▽

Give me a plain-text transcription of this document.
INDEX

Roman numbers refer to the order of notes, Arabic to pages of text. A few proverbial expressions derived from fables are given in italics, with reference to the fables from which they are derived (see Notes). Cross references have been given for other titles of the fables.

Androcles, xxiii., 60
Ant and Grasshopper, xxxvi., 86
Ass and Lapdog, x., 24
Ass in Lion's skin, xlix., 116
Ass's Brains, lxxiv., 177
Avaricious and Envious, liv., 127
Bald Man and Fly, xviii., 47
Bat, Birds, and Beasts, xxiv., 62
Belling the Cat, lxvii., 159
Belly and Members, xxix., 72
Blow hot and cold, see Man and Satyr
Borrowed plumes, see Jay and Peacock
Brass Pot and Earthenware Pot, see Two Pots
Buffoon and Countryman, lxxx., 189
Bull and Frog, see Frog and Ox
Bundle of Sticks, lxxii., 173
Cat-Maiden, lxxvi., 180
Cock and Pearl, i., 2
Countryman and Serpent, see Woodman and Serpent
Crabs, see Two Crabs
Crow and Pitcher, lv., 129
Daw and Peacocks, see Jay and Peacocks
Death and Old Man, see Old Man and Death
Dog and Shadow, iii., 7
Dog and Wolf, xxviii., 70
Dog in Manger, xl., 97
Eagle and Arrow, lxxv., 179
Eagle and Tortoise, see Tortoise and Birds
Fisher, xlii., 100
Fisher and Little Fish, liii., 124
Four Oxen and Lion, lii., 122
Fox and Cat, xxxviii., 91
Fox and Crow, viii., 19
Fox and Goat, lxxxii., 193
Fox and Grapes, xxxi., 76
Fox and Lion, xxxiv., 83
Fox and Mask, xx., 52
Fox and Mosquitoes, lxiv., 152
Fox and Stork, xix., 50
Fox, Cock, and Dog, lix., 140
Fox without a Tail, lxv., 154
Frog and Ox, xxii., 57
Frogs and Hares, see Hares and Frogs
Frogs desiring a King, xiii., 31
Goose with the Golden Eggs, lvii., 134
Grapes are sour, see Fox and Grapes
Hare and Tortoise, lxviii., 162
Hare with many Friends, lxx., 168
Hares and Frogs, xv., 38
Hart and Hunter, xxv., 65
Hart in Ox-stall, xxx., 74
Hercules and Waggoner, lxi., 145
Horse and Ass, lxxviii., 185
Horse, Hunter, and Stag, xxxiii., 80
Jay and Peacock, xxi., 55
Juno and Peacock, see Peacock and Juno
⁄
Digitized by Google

△

> _DIRECTION_
Going through the entries above, report how many lines include the string "Birds". The number alone is the answer.

> _ANSWER TO THIS PROBLEM_
2